__Set problem__
Return the listing word for word, as given.

━━━ Supplied information ━━━

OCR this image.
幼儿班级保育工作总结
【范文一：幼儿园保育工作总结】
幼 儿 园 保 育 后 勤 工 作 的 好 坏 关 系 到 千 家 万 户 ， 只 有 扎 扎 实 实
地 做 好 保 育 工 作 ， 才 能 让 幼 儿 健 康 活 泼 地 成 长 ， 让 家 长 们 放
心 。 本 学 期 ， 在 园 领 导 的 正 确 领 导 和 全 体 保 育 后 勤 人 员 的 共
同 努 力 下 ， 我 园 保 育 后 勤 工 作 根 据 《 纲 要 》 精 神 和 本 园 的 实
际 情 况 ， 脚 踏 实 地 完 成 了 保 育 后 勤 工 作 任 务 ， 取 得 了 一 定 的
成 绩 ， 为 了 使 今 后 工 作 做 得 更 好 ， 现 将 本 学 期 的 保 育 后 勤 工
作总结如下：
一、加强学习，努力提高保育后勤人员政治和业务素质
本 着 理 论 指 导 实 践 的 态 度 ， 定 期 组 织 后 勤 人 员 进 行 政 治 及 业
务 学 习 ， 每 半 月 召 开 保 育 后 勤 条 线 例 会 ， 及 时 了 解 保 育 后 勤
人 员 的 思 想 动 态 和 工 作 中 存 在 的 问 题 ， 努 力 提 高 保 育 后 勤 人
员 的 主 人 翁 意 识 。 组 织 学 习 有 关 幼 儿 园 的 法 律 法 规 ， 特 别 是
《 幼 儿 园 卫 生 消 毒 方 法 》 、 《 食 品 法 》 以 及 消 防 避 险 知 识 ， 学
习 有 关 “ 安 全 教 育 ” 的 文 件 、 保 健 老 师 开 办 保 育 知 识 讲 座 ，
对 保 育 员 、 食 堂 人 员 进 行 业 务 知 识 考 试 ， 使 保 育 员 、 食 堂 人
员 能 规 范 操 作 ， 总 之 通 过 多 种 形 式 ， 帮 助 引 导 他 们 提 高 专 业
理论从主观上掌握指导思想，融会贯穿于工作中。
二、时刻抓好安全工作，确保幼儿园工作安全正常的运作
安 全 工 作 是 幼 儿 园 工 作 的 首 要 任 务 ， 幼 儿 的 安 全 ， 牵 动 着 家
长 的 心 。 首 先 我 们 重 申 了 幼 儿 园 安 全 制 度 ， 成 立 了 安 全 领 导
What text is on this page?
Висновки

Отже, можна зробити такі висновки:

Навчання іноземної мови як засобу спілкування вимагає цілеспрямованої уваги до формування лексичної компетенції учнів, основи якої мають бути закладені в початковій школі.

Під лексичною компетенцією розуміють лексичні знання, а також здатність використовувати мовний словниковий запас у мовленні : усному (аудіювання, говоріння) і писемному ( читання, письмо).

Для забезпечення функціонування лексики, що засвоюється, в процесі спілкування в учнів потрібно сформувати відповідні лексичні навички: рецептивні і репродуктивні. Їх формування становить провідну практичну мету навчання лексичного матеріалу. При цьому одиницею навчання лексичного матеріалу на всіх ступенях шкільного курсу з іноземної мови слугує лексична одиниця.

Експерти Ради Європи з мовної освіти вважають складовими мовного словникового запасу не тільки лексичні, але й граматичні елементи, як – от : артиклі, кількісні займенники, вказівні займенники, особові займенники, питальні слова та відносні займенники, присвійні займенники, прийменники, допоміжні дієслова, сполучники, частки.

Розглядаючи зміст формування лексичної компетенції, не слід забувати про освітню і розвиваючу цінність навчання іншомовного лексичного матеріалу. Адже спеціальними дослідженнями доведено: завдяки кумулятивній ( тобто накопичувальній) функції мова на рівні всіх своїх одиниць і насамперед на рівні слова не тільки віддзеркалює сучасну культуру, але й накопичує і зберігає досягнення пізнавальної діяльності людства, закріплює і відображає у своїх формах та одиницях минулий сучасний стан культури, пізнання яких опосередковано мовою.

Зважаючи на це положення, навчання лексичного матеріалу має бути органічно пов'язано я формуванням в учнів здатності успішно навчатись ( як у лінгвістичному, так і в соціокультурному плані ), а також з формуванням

━━━

__Solution for this task__
OCR this image.
幼儿班级保育工作总结
【范文一：幼儿园保育工作总结】
幼 儿 园 保 育 后 勤 工 作 的 好 坏 关 系 到 千 家 万 户 ， 只 有 扎 扎 实 实
地 做 好 保 育 工 作 ， 才 能 让 幼 儿 健 康 活 泼 地 成 长 ， 让 家 长 们 放
心 。 本 学 期 ， 在 园 领 导 的 正 确 领 导 和 全 体 保 育 后 勤 人 员 的 共
同 努 力 下 ， 我 园 保 育 后 勤 工 作 根 据 《 纲 要 》 精 神 和 本 园 的 实
际 情 况 ， 脚 踏 实 地 完 成 了 保 育 后 勤 工 作 任 务 ， 取 得 了 一 定 的
成 绩 ， 为 了 使 今 后 工 作 做 得 更 好 ， 现 将 本 学 期 的 保 育 后 勤 工
作总结如下：
一、加强学习，努力提高保育后勤人员政治和业务素质
本 着 理 论 指 导 实 践 的 态 度 ， 定 期 组 织 后 勤 人 员 进 行 政 治 及 业
务 学 习 ， 每 半 月 召 开 保 育 后 勤 条 线 例 会 ， 及 时 了 解 保 育 后 勤
人 员 的 思 想 动 态 和 工 作 中 存 在 的 问 题 ， 努 力 提 高 保 育 后 勤 人
员 的 主 人 翁 意 识 。 组 织 学 习 有 关 幼 儿 园 的 法 律 法 规 ， 特 别 是
《 幼 儿 园 卫 生 消 毒 方 法 》 、 《 食 品 法 》 以 及 消 防 避 险 知 识 ， 学
习 有 关 “ 安 全 教 育 ” 的 文 件 、 保 健 老 师 开 办 保 育 知 识 讲 座 ，
对 保 育 员 、 食 堂 人 员 进 行 业 务 知 识 考 试 ， 使 保 育 员 、 食 堂 人
员 能 规 范 操 作 ， 总 之 通 过 多 种 形 式 ， 帮 助 引 导 他 们 提 高 专 业
理论从主观上掌握指导思想，融会贯穿于工作中。
二、时刻抓好安全工作，确保幼儿园工作安全正常的运作
安 全 工 作 是 幼 儿 园 工 作 的 首 要 任 务 ， 幼 儿 的 安 全 ， 牵 动 着 家
长 的 心 。 首 先 我 们 重 申 了 幼 儿 园 安 全 制 度 ， 成 立 了 安 全 领 导
What text is on this page?
Висновки

Отже, можна зробити такі висновки:

Навчання іноземної мови як засобу спілкування вимагає цілеспрямованої уваги до формування лексичної компетенції учнів, основи якої мають бути закладені в початковій школі.

Під лексичною компетенцією розуміють лексичні знання, а також здатність використовувати мовний словниковий запас у мовленні : усному (аудіювання, говоріння) і писемному ( читання, письмо).

Для забезпечення функціонування лексики, що засвоюється, в процесі спілкування в учнів потрібно сформувати відповідні лексичні навички: рецептивні і репродуктивні. Їх формування становить провідну практичну мету навчання лексичного матеріалу. При цьому одиницею навчання лексичного матеріалу на всіх ступенях шкільного курсу з іноземної мови слугує лексична одиниця.

Експерти Ради Європи з мовної освіти вважають складовими мовного словникового запасу не тільки лексичні, але й граматичні елементи, як – от : артиклі, кількісні займенники, вказівні займенники, особові займенники, питальні слова та відносні займенники, присвійні займенники, прийменники, допоміжні дієслова, сполучники, частки.

Розглядаючи зміст формування лексичної компетенції, не слід забувати про освітню і розвиваючу цінність навчання іншомовного лексичного матеріалу. Адже спеціальними дослідженнями доведено: завдяки кумулятивній ( тобто накопичувальній) функції мова на рівні всіх своїх одиниць і насамперед на рівні слова не тільки віддзеркалює сучасну культуру, але й накопичує і зберігає досягнення пізнавальної діяльності людства, закріплює і відображає у своїх формах та одиницях минулий сучасний стан культури, пізнання яких опосередковано мовою.

Зважаючи на це положення, навчання лексичного матеріалу має бути органічно пов'язано я формуванням в учнів здатності успішно навчатись ( як у лінгвістичному, так і в соціокультурному плані ), а також з формуванням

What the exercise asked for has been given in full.